EXERCISE DESCRIPTION:
Produce an exact copy of all the records.
━━━━
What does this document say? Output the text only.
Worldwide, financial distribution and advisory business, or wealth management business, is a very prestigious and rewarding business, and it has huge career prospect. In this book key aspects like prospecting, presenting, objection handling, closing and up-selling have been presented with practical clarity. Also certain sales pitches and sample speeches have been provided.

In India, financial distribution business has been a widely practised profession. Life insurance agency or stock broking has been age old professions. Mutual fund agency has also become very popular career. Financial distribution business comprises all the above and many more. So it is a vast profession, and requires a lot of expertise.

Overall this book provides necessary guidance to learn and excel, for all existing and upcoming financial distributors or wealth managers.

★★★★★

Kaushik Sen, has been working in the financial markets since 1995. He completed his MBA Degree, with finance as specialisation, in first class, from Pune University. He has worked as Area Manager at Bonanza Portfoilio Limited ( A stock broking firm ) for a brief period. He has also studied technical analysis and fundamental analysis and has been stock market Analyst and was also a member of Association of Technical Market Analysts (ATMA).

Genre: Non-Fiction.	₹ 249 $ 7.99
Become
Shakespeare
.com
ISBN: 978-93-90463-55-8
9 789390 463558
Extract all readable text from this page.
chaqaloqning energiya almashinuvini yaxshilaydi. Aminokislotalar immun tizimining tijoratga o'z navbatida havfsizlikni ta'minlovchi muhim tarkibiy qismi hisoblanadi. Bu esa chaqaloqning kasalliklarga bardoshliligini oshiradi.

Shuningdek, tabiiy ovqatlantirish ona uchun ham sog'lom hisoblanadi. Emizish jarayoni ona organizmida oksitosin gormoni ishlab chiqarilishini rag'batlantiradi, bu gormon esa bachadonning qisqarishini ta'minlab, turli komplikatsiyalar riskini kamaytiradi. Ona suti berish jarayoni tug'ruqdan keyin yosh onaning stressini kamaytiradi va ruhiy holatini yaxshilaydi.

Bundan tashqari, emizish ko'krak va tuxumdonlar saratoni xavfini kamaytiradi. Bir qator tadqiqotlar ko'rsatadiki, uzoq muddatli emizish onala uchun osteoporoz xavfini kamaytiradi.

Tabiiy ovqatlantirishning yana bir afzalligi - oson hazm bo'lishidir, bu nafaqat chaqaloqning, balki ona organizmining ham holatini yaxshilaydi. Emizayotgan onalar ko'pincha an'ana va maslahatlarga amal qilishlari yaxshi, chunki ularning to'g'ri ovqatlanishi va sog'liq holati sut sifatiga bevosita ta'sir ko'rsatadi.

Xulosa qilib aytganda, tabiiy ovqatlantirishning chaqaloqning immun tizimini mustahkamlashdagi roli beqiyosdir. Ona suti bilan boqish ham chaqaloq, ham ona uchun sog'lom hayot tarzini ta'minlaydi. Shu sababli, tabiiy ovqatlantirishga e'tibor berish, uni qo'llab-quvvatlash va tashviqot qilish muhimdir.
━━━━
WRITTEN ANSWER:
What does this document say? Output the text only.
Worldwide, financial distribution and advisory business, or wealth management business, is a very prestigious and rewarding business, and it has huge career prospect. In this book key aspects like prospecting, presenting, objection handling, closing and up-selling have been presented with practical clarity. Also certain sales pitches and sample speeches have been provided.

In India, financial distribution business has been a widely practised profession. Life insurance agency or stock broking has been age old professions. Mutual fund agency has also become very popular career. Financial distribution business comprises all the above and many more. So it is a vast profession, and requires a lot of expertise.

Overall this book provides necessary guidance to learn and excel, for all existing and upcoming financial distributors or wealth managers.

★★★★★

Kaushik Sen, has been working in the financial markets since 1995. He completed his MBA Degree, with finance as specialisation, in first class, from Pune University. He has worked as Area Manager at Bonanza Portfoilio Limited ( A stock broking firm ) for a brief period. He has also studied technical analysis and fundamental analysis and has been stock market Analyst and was also a member of Association of Technical Market Analysts (ATMA).

Genre: Non-Fiction.	₹ 249 $ 7.99
Become
Shakespeare
.com
ISBN: 978-93-90463-55-8
9 789390 463558
Extract all readable text from this page.
chaqaloqning energiya almashinuvini yaxshilaydi. Aminokislotalar immun tizimining tijoratga o'z navbatida havfsizlikni ta'minlovchi muhim tarkibiy qismi hisoblanadi. Bu esa chaqaloqning kasalliklarga bardoshliligini oshiradi.

Shuningdek, tabiiy ovqatlantirish ona uchun ham sog'lom hisoblanadi. Emizish jarayoni ona organizmida oksitosin gormoni ishlab chiqarilishini rag'batlantiradi, bu gormon esa bachadonning qisqarishini ta'minlab, turli komplikatsiyalar riskini kamaytiradi. Ona suti berish jarayoni tug'ruqdan keyin yosh onaning stressini kamaytiradi va ruhiy holatini yaxshilaydi.

Bundan tashqari, emizish ko'krak va tuxumdonlar saratoni xavfini kamaytiradi. Bir qator tadqiqotlar ko'rsatadiki, uzoq muddatli emizish onala uchun osteoporoz xavfini kamaytiradi.

Tabiiy ovqatlantirishning yana bir afzalligi - oson hazm bo'lishidir, bu nafaqat chaqaloqning, balki ona organizmining ham holatini yaxshilaydi. Emizayotgan onalar ko'pincha an'ana va maslahatlarga amal qilishlari yaxshi, chunki ularning to'g'ri ovqatlanishi va sog'liq holati sut sifatiga bevosita ta'sir ko'rsatadi.

Xulosa qilib aytganda, tabiiy ovqatlantirishning chaqaloqning immun tizimini mustahkamlashdagi roli beqiyosdir. Ona suti bilan boqish ham chaqaloq, ham ona uchun sog'lom hayot tarzini ta'minlaydi. Shu sababli, tabiiy ovqatlantirishga e'tibor berish, uni qo'llab-quvvatlash va tashviqot qilish muhimdir.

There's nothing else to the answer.